### Task input
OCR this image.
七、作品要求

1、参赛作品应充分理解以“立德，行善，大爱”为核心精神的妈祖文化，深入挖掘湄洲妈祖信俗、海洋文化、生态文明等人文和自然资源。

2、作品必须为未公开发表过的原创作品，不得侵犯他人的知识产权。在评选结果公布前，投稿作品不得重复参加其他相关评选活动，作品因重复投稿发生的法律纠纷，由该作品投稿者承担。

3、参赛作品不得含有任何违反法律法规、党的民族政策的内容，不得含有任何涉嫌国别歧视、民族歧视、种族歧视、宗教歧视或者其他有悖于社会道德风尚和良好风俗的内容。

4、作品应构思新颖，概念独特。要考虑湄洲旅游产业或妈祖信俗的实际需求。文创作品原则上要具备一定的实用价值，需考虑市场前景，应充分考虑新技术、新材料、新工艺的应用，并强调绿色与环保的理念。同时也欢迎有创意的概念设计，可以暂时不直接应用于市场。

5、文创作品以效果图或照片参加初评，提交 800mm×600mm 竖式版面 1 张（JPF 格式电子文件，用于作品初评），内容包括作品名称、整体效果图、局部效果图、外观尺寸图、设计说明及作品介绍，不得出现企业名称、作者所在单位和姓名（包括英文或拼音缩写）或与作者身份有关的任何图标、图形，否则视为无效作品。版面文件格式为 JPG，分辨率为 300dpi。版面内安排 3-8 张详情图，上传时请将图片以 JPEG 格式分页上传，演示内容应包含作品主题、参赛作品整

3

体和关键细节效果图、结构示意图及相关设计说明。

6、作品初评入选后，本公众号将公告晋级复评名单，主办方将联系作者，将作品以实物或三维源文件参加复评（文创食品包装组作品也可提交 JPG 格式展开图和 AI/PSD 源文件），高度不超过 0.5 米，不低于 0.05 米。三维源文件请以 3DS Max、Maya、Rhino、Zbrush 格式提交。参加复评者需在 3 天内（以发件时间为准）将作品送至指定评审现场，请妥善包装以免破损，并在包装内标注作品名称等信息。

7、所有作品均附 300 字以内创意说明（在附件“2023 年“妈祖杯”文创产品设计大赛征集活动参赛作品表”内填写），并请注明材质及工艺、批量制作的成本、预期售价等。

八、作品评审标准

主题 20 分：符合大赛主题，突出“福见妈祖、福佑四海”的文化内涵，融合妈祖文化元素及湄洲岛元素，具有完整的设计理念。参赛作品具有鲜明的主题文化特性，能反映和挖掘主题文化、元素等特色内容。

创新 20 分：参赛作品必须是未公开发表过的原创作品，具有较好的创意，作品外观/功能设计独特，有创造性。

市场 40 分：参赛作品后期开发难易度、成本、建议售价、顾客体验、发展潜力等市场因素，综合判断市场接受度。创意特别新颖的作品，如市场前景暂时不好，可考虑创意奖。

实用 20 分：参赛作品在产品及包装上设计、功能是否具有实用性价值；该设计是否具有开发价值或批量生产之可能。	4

### Task prompt
Print every entry exactly as it appears.

### Solution to the problem
OCR this image.
七、作品要求

1、参赛作品应充分理解以“立德，行善，大爱”为核心精神的妈祖文化，深入挖掘湄洲妈祖信俗、海洋文化、生态文明等人文和自然资源。

2、作品必须为未公开发表过的原创作品，不得侵犯他人的知识产权。在评选结果公布前，投稿作品不得重复参加其他相关评选活动，作品因重复投稿发生的法律纠纷，由该作品投稿者承担。

3、参赛作品不得含有任何违反法律法规、党的民族政策的内容，不得含有任何涉嫌国别歧视、民族歧视、种族歧视、宗教歧视或者其他有悖于社会道德风尚和良好风俗的内容。

4、作品应构思新颖，概念独特。要考虑湄洲旅游产业或妈祖信俗的实际需求。文创作品原则上要具备一定的实用价值，需考虑市场前景，应充分考虑新技术、新材料、新工艺的应用，并强调绿色与环保的理念。同时也欢迎有创意的概念设计，可以暂时不直接应用于市场。

5、文创作品以效果图或照片参加初评，提交 800mm×600mm 竖式版面 1 张（JPF 格式电子文件，用于作品初评），内容包括作品名称、整体效果图、局部效果图、外观尺寸图、设计说明及作品介绍，不得出现企业名称、作者所在单位和姓名（包括英文或拼音缩写）或与作者身份有关的任何图标、图形，否则视为无效作品。版面文件格式为 JPG，分辨率为 300dpi。版面内安排 3-8 张详情图，上传时请将图片以 JPEG 格式分页上传，演示内容应包含作品主题、参赛作品整

3

体和关键细节效果图、结构示意图及相关设计说明。

6、作品初评入选后，本公众号将公告晋级复评名单，主办方将联系作者，将作品以实物或三维源文件参加复评（文创食品包装组作品也可提交 JPG 格式展开图和 AI/PSD 源文件），高度不超过 0.5 米，不低于 0.05 米。三维源文件请以 3DS Max、Maya、Rhino、Zbrush 格式提交。参加复评者需在 3 天内（以发件时间为准）将作品送至指定评审现场，请妥善包装以免破损，并在包装内标注作品名称等信息。

7、所有作品均附 300 字以内创意说明（在附件“2023 年“妈祖杯”文创产品设计大赛征集活动参赛作品表”内填写），并请注明材质及工艺、批量制作的成本、预期售价等。

八、作品评审标准

主题 20 分：符合大赛主题，突出“福见妈祖、福佑四海”的文化内涵，融合妈祖文化元素及湄洲岛元素，具有完整的设计理念。参赛作品具有鲜明的主题文化特性，能反映和挖掘主题文化、元素等特色内容。

创新 20 分：参赛作品必须是未公开发表过的原创作品，具有较好的创意，作品外观/功能设计独特，有创造性。

市场 40 分：参赛作品后期开发难易度、成本、建议售价、顾客体验、发展潜力等市场因素，综合判断市场接受度。创意特别新颖的作品，如市场前景暂时不好，可考虑创意奖。

实用 20 分：参赛作品在产品及包装上设计、功能是否具有实用性价值；该设计是否具有开发价值或批量生产之可能。	4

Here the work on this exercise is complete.